== Task description ==
Check each line of the listing for the word "Testing" and give only the number of lines that have it.

== Input material ==
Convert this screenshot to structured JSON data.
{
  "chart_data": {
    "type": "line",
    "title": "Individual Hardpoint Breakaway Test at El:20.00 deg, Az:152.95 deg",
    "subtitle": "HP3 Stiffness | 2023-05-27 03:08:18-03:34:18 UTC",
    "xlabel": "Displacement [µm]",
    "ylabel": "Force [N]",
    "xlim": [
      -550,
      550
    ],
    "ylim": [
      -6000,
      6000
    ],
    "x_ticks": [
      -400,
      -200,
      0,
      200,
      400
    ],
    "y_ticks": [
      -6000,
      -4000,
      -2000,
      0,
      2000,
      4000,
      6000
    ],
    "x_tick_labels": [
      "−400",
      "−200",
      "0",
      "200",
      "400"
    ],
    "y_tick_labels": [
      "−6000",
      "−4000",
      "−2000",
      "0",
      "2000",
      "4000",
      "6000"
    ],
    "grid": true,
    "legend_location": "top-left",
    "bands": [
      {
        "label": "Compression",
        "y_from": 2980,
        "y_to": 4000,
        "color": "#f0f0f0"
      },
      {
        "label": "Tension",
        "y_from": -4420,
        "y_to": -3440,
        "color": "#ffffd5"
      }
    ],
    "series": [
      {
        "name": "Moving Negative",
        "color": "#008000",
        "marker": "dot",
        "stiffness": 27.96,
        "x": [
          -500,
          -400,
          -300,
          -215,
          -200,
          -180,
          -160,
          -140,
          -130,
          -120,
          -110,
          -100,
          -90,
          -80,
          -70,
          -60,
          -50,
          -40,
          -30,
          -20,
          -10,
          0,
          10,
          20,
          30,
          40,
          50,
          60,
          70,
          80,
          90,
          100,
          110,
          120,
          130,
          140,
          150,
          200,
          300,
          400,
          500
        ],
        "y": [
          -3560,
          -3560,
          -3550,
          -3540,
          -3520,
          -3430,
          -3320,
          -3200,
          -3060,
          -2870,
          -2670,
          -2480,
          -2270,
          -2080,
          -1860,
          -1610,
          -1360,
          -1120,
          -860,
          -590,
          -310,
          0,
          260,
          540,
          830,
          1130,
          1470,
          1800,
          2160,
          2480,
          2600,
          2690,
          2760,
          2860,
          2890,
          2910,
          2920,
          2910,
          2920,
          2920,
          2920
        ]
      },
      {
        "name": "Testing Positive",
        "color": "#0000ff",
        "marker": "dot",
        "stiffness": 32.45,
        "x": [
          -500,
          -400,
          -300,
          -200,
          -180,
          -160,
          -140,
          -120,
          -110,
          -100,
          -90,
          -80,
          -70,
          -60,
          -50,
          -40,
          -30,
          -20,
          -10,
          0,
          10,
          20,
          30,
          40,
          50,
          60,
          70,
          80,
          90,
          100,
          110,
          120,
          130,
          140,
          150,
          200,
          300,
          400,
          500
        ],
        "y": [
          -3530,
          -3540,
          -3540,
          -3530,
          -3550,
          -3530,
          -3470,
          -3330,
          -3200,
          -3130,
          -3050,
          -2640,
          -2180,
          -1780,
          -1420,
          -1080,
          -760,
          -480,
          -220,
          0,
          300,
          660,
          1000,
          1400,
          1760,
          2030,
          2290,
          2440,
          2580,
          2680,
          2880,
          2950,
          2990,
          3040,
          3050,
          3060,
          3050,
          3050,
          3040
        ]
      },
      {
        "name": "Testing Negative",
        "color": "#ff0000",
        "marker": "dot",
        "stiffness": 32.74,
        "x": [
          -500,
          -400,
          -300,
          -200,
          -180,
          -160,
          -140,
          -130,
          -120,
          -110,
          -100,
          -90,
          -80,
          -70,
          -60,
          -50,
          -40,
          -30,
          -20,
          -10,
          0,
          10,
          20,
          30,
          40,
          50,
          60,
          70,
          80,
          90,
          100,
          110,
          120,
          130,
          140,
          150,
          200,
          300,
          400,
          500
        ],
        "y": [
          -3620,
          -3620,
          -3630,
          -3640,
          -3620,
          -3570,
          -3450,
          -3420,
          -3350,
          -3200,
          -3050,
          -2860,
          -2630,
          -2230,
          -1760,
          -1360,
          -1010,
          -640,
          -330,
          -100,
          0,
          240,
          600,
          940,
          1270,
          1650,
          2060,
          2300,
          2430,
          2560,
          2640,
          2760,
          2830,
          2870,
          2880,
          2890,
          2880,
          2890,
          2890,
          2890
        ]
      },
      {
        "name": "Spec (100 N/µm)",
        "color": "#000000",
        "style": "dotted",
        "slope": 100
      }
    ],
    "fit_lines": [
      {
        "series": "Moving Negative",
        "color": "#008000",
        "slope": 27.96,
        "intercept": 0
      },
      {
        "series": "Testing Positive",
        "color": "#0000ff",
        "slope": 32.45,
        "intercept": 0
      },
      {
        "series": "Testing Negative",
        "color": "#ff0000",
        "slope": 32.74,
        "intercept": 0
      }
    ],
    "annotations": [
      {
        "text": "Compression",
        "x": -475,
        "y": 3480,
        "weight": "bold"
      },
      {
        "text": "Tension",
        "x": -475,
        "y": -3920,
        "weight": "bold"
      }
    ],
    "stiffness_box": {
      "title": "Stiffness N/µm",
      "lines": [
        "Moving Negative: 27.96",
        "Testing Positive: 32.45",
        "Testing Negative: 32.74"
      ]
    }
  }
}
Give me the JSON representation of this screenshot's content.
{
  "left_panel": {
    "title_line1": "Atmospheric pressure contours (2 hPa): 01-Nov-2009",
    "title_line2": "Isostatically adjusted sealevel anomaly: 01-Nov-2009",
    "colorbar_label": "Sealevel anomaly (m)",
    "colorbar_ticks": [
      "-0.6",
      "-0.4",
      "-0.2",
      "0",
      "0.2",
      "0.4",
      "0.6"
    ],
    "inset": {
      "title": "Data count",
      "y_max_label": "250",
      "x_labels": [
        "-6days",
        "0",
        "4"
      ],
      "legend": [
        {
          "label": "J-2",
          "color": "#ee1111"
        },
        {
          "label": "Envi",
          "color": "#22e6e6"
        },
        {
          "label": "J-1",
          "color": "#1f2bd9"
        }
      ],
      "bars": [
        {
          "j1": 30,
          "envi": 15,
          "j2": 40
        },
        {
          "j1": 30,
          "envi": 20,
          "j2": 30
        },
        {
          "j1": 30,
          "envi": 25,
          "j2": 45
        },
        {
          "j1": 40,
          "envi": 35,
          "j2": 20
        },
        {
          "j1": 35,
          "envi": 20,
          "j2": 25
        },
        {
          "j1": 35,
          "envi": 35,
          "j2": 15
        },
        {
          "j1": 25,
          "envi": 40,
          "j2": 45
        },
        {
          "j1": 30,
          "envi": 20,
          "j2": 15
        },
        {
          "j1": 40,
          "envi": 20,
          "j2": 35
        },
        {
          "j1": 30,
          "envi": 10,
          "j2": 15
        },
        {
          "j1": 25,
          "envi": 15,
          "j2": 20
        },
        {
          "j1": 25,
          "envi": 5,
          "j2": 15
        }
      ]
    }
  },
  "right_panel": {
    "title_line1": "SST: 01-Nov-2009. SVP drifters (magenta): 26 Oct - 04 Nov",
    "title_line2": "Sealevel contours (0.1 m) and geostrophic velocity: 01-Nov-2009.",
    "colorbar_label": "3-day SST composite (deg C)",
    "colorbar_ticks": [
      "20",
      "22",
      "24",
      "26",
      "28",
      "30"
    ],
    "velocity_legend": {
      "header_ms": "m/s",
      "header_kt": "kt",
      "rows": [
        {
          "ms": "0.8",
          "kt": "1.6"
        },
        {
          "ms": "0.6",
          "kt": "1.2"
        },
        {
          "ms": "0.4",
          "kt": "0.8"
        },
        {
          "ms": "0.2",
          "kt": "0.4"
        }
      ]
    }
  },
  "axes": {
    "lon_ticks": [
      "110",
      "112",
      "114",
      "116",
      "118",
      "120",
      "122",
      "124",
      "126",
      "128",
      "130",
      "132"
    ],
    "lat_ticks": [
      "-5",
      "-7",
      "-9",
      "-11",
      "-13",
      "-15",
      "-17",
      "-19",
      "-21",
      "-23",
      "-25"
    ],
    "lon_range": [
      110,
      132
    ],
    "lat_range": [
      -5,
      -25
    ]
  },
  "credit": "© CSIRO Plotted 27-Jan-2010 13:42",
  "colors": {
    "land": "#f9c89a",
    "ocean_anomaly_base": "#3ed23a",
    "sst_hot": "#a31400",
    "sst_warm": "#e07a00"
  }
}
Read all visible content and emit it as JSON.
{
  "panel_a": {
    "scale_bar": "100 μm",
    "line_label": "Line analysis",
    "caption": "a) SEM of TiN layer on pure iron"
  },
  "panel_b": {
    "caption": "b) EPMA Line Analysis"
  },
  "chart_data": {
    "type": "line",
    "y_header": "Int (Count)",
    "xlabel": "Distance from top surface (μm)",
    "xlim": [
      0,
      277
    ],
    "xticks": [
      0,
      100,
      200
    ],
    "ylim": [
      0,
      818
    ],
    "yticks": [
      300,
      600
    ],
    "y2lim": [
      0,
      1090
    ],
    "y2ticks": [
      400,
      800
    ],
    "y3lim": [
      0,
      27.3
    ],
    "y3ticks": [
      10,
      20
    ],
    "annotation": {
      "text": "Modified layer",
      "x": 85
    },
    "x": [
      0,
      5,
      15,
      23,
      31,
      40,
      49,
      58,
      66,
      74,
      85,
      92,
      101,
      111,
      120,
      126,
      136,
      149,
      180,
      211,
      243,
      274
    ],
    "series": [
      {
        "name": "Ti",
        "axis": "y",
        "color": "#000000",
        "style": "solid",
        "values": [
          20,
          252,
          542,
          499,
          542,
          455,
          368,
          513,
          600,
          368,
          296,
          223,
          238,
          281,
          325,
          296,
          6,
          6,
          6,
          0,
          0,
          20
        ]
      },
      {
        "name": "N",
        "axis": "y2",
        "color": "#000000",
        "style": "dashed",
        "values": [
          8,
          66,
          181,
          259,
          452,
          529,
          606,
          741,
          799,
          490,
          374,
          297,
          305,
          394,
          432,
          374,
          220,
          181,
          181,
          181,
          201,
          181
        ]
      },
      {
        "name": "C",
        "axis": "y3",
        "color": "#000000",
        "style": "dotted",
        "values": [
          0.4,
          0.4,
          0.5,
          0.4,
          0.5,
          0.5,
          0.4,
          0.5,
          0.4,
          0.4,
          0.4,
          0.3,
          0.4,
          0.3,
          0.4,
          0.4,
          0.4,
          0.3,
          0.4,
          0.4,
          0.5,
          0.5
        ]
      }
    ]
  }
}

== Written solution ==
6